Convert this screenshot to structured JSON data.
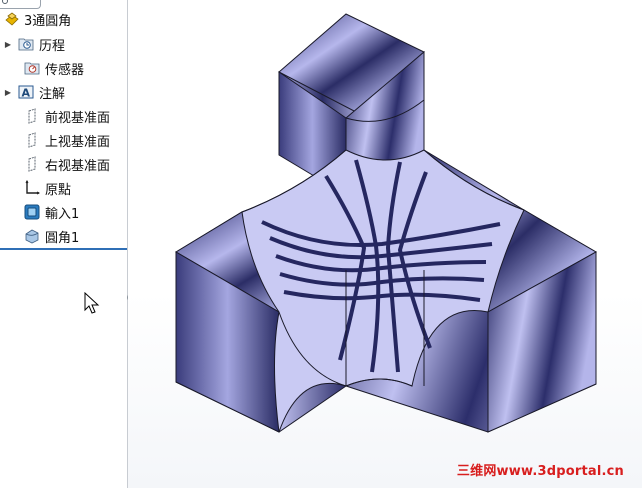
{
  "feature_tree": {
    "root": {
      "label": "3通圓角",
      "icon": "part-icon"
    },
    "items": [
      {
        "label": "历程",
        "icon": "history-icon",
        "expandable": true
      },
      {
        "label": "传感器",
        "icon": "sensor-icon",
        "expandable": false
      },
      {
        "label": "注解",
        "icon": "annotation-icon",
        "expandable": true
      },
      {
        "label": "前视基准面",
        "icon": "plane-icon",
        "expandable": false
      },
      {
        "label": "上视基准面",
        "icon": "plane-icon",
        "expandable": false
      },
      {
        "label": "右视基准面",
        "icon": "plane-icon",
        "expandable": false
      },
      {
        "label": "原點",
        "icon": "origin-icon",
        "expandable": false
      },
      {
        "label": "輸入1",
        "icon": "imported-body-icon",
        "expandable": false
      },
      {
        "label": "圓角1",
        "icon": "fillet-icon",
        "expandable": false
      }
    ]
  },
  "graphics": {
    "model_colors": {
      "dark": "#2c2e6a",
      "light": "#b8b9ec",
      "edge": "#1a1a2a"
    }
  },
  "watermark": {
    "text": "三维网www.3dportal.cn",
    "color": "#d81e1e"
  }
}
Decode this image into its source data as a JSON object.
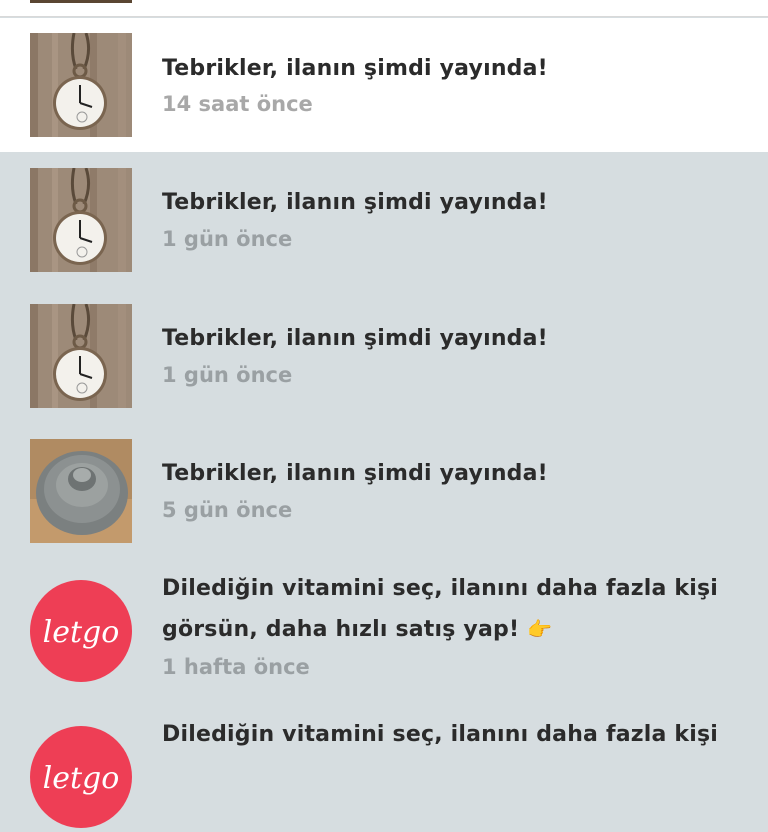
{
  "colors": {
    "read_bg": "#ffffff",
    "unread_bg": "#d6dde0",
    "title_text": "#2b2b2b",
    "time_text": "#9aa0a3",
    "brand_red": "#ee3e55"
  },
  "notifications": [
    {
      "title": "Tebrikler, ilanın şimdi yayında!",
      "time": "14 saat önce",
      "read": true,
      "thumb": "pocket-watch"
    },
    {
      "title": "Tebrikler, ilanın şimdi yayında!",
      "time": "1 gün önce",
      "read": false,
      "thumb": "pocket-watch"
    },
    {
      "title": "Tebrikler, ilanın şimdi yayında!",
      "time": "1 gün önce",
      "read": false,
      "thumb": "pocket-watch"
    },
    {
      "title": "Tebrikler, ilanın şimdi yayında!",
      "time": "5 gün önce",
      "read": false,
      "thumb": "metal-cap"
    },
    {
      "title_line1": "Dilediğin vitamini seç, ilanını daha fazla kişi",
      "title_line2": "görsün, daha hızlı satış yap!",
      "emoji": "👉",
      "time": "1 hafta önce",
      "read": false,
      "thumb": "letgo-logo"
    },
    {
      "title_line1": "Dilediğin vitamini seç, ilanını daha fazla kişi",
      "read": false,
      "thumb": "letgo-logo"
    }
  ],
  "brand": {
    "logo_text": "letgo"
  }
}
^^^^
▶ _What you need to do_
Tally up the lines holding the string "JSON" in this listing, and report the total alone.

▶ _Task answer_
2